Search the records for "SECONDARY". Copy every line where it appears.
☆ ☆ ☆ ☆
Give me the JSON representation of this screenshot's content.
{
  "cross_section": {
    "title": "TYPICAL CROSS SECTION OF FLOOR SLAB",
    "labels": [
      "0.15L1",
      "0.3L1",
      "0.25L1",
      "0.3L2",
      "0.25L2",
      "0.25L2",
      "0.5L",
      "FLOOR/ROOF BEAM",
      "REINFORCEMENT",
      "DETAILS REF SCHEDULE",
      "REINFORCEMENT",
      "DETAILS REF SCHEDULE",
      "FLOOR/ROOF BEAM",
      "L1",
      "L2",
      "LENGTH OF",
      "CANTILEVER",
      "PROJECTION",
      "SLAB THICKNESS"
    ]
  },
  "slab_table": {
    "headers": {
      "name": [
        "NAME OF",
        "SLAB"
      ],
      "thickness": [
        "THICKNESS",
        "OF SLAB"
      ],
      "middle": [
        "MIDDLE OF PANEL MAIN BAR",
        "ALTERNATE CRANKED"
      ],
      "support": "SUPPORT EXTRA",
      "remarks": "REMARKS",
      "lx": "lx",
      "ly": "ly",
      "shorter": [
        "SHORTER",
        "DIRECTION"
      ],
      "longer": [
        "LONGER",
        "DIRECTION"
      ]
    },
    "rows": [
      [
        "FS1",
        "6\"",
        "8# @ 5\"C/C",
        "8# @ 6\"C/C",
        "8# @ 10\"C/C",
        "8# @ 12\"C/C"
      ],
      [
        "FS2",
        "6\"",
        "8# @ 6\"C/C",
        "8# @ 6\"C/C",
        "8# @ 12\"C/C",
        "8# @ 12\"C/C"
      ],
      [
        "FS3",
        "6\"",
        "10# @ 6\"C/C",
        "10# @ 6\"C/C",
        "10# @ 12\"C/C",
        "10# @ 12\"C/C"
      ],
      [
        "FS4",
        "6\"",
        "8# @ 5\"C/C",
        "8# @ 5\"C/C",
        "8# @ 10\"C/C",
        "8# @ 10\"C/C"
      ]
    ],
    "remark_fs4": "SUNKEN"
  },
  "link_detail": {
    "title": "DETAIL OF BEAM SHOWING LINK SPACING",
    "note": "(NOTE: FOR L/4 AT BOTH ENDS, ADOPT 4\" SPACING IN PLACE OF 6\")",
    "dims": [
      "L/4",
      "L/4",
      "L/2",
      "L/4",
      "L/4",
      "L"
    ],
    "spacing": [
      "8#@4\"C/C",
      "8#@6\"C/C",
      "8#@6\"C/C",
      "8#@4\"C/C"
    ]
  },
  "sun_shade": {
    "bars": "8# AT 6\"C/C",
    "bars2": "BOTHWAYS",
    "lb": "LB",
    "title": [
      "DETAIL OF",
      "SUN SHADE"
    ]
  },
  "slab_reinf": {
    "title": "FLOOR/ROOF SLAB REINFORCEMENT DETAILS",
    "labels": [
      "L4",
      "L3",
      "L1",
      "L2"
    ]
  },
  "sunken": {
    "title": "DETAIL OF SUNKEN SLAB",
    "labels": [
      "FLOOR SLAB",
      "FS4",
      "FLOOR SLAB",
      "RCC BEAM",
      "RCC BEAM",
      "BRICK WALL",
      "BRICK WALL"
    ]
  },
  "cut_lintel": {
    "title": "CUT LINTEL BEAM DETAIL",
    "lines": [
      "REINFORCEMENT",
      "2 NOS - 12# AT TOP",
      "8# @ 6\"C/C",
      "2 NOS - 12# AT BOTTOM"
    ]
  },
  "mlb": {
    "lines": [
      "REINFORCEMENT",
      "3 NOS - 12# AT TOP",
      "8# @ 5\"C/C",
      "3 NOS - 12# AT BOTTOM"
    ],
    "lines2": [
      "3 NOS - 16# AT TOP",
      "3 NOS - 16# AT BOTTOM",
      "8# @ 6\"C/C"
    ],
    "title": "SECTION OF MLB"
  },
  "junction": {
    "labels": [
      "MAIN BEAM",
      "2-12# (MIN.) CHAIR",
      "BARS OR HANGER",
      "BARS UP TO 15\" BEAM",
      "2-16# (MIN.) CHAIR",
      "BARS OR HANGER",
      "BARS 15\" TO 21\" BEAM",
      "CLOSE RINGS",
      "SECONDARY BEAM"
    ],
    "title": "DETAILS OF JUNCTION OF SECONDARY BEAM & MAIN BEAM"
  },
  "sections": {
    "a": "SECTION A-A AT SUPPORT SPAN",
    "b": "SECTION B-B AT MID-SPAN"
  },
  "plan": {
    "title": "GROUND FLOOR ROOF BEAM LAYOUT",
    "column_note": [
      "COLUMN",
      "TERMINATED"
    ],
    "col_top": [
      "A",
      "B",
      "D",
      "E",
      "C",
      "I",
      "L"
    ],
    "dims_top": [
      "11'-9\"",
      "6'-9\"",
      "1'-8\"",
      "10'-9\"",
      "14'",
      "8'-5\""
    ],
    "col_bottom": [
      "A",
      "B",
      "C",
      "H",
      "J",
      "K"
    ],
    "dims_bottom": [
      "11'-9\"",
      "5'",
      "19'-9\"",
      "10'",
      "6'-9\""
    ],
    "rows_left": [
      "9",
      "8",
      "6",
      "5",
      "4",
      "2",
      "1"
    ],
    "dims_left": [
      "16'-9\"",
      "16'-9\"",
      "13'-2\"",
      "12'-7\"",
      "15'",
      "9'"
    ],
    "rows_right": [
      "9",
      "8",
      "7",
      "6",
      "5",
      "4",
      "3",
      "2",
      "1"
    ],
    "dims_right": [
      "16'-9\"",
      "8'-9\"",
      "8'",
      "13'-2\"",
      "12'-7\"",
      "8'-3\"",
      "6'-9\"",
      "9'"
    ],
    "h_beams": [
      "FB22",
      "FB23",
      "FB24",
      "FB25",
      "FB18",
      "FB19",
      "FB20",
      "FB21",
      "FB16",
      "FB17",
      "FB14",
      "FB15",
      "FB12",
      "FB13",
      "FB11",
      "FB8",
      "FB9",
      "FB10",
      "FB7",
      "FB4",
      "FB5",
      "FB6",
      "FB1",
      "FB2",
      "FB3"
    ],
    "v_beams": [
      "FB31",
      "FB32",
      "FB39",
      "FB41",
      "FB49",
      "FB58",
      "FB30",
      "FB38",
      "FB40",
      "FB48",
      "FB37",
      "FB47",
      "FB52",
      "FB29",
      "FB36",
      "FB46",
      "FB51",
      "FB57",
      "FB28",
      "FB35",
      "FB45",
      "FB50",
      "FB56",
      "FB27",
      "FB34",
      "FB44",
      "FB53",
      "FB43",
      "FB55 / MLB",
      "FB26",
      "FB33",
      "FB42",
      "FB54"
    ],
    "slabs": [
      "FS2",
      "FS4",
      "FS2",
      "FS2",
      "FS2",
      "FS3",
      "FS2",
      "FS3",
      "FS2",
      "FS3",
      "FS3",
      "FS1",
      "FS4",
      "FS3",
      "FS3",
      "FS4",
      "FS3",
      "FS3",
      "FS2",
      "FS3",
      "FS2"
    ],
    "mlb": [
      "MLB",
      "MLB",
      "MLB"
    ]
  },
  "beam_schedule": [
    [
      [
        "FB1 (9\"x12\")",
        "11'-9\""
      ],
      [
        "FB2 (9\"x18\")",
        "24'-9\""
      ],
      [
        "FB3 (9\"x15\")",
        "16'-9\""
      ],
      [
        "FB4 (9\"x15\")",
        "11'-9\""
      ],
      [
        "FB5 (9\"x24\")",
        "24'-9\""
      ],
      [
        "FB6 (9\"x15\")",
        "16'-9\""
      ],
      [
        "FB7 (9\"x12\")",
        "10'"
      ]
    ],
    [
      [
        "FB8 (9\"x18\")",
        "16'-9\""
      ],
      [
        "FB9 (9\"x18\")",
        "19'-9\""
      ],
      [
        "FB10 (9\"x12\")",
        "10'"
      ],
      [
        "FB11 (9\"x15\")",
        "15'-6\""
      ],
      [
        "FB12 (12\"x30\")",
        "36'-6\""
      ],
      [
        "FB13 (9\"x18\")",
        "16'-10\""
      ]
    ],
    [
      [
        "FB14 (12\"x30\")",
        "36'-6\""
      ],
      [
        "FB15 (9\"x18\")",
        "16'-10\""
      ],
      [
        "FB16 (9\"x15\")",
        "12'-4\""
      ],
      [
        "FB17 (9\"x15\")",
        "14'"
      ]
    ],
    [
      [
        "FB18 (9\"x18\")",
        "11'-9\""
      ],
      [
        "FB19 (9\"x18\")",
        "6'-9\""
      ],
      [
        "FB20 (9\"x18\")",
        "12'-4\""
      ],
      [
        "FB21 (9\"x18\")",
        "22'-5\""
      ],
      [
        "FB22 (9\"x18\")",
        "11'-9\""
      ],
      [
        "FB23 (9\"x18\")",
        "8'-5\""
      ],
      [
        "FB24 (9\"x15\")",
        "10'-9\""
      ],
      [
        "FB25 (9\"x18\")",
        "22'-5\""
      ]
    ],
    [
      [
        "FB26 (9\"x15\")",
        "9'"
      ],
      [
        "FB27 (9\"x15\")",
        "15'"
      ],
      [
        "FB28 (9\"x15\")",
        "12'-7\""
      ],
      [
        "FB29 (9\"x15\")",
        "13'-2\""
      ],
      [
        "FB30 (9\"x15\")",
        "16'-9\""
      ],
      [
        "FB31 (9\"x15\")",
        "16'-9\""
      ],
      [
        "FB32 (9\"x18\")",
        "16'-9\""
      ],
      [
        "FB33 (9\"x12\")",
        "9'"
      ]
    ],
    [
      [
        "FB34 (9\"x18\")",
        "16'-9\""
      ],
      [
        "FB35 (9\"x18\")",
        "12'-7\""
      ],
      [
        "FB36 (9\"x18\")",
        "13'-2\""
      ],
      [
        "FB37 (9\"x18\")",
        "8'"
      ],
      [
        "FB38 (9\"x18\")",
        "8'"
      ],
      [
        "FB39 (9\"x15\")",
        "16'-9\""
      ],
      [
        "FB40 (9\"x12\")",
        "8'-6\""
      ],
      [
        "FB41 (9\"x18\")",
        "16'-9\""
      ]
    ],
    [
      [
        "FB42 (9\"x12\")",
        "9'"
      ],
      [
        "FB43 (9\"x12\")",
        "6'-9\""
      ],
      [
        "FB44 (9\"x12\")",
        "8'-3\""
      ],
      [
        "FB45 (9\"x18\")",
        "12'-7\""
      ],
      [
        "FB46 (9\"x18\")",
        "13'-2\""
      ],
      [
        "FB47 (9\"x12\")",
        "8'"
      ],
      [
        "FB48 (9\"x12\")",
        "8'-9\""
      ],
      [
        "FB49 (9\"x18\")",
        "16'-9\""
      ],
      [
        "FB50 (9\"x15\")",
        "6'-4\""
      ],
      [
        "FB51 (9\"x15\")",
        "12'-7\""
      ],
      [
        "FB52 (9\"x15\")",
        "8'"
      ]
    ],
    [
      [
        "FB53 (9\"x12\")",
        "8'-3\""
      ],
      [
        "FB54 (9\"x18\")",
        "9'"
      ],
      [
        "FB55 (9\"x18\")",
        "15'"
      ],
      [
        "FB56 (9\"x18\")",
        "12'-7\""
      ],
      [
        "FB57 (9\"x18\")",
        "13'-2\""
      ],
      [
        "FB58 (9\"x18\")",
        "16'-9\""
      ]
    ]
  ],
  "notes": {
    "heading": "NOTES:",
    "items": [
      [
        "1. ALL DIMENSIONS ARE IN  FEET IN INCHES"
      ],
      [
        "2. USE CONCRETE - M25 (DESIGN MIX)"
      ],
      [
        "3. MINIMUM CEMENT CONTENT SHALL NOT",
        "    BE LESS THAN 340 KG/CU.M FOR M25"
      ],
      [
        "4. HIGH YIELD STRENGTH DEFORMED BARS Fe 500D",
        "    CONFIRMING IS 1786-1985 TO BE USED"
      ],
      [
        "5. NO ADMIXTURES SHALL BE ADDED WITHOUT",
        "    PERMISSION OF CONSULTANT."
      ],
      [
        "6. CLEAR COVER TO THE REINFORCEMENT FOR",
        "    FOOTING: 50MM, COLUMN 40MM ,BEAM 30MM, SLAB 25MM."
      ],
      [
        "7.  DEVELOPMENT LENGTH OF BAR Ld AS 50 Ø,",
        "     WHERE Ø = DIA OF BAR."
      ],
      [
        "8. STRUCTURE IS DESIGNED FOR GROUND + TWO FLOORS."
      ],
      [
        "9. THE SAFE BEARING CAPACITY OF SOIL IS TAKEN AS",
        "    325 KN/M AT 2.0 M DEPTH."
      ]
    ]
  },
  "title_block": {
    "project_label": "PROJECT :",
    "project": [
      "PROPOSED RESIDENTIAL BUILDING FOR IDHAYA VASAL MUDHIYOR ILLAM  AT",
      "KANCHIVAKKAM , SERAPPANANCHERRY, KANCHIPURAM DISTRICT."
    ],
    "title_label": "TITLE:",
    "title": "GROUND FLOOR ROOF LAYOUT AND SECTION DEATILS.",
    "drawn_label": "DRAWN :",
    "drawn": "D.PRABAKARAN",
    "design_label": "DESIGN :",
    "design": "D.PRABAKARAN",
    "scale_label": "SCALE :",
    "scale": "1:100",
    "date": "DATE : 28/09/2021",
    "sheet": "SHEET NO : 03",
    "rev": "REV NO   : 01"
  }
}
☆ ☆ ☆ ☆
▶ Task result
      "SECONDARY BEAM"
    "title": "DETAILS OF JUNCTION OF SECONDARY BEAM & MAIN BEAM"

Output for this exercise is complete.